EXTRACTED MATERIAL —
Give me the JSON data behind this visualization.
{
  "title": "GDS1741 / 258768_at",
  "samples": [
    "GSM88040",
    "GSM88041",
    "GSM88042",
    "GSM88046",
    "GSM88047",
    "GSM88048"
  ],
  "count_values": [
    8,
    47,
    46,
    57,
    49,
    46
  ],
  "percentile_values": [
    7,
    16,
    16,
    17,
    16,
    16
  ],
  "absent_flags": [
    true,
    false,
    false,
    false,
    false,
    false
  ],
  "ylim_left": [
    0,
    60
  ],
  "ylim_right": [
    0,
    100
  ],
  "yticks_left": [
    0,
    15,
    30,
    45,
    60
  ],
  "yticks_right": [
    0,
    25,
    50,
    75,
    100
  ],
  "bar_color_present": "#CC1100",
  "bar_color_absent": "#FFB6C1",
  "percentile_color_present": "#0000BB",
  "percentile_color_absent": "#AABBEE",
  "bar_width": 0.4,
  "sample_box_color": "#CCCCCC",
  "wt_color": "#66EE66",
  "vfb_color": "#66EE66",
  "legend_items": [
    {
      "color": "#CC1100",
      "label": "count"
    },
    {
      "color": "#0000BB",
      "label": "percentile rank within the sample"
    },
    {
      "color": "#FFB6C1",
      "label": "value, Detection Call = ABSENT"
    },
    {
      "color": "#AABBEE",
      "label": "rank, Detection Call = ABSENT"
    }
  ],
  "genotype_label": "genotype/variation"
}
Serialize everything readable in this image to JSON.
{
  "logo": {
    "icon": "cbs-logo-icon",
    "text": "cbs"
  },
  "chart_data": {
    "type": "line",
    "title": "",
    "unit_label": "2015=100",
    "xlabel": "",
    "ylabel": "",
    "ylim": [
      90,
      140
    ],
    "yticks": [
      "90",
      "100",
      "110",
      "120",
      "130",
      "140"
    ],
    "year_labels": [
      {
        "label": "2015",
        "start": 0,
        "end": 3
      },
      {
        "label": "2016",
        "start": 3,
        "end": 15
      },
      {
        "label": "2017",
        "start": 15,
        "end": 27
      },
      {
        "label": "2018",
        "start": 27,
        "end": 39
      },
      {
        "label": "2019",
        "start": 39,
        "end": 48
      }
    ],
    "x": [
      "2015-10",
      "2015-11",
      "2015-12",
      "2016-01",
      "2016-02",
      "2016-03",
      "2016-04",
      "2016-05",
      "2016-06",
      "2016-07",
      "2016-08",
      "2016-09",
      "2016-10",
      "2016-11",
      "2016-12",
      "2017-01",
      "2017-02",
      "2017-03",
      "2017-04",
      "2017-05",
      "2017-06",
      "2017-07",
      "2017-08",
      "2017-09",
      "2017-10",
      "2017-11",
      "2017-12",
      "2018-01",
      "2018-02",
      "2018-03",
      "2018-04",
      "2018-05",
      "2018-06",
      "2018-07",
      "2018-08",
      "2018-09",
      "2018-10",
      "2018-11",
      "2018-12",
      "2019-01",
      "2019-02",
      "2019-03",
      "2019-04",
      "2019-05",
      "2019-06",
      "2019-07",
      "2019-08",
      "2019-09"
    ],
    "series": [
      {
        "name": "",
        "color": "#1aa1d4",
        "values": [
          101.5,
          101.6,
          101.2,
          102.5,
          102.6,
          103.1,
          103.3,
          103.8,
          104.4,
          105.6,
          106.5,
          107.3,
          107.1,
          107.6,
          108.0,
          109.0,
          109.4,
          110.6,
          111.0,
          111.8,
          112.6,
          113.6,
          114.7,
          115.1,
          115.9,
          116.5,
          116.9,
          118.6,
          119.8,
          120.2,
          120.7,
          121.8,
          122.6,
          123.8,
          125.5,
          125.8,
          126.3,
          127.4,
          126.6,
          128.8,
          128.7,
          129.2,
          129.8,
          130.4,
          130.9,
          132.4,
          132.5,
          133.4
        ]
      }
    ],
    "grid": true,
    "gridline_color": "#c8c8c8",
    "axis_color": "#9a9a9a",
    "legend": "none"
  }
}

EXERCISE GOAL — Restate the whole of the material exactly.

FULL OUTPUT —
Give me the JSON data behind this visualization.
{
  "title": "GDS1741 / 258768_at",
  "samples": [
    "GSM88040",
    "GSM88041",
    "GSM88042",
    "GSM88046",
    "GSM88047",
    "GSM88048"
  ],
  "count_values": [
    8,
    47,
    46,
    57,
    49,
    46
  ],
  "percentile_values": [
    7,
    16,
    16,
    17,
    16,
    16
  ],
  "absent_flags": [
    true,
    false,
    false,
    false,
    false,
    false
  ],
  "ylim_left": [
    0,
    60
  ],
  "ylim_right": [
    0,
    100
  ],
  "yticks_left": [
    0,
    15,
    30,
    45,
    60
  ],
  "yticks_right": [
    0,
    25,
    50,
    75,
    100
  ],
  "bar_color_present": "#CC1100",
  "bar_color_absent": "#FFB6C1",
  "percentile_color_present": "#0000BB",
  "percentile_color_absent": "#AABBEE",
  "bar_width": 0.4,
  "sample_box_color": "#CCCCCC",
  "wt_color": "#66EE66",
  "vfb_color": "#66EE66",
  "legend_items": [
    {
      "color": "#CC1100",
      "label": "count"
    },
    {
      "color": "#0000BB",
      "label": "percentile rank within the sample"
    },
    {
      "color": "#FFB6C1",
      "label": "value, Detection Call = ABSENT"
    },
    {
      "color": "#AABBEE",
      "label": "rank, Detection Call = ABSENT"
    }
  ],
  "genotype_label": "genotype/variation"
}
Serialize everything readable in this image to JSON.
{
  "logo": {
    "icon": "cbs-logo-icon",
    "text": "cbs"
  },
  "chart_data": {
    "type": "line",
    "title": "",
    "unit_label": "2015=100",
    "xlabel": "",
    "ylabel": "",
    "ylim": [
      90,
      140
    ],
    "yticks": [
      "90",
      "100",
      "110",
      "120",
      "130",
      "140"
    ],
    "year_labels": [
      {
        "label": "2015",
        "start": 0,
        "end": 3
      },
      {
        "label": "2016",
        "start": 3,
        "end": 15
      },
      {
        "label": "2017",
        "start": 15,
        "end": 27
      },
      {
        "label": "2018",
        "start": 27,
        "end": 39
      },
      {
        "label": "2019",
        "start": 39,
        "end": 48
      }
    ],
    "x": [
      "2015-10",
      "2015-11",
      "2015-12",
      "2016-01",
      "2016-02",
      "2016-03",
      "2016-04",
      "2016-05",
      "2016-06",
      "2016-07",
      "2016-08",
      "2016-09",
      "2016-10",
      "2016-11",
      "2016-12",
      "2017-01",
      "2017-02",
      "2017-03",
      "2017-04",
      "2017-05",
      "2017-06",
      "2017-07",
      "2017-08",
      "2017-09",
      "2017-10",
      "2017-11",
      "2017-12",
      "2018-01",
      "2018-02",
      "2018-03",
      "2018-04",
      "2018-05",
      "2018-06",
      "2018-07",
      "2018-08",
      "2018-09",
      "2018-10",
      "2018-11",
      "2018-12",
      "2019-01",
      "2019-02",
      "2019-03",
      "2019-04",
      "2019-05",
      "2019-06",
      "2019-07",
      "2019-08",
      "2019-09"
    ],
    "series": [
      {
        "name": "",
        "color": "#1aa1d4",
        "values": [
          101.5,
          101.6,
          101.2,
          102.5,
          102.6,
          103.1,
          103.3,
          103.8,
          104.4,
          105.6,
          106.5,
          107.3,
          107.1,
          107.6,
          108.0,
          109.0,
          109.4,
          110.6,
          111.0,
          111.8,
          112.6,
          113.6,
          114.7,
          115.1,
          115.9,
          116.5,
          116.9,
          118.6,
          119.8,
          120.2,
          120.7,
          121.8,
          122.6,
          123.8,
          125.5,
          125.8,
          126.3,
          127.4,
          126.6,
          128.8,
          128.7,
          129.2,
          129.8,
          130.4,
          130.9,
          132.4,
          132.5,
          133.4
        ]
      }
    ],
    "grid": true,
    "gridline_color": "#c8c8c8",
    "axis_color": "#9a9a9a",
    "legend": "none"
  }
}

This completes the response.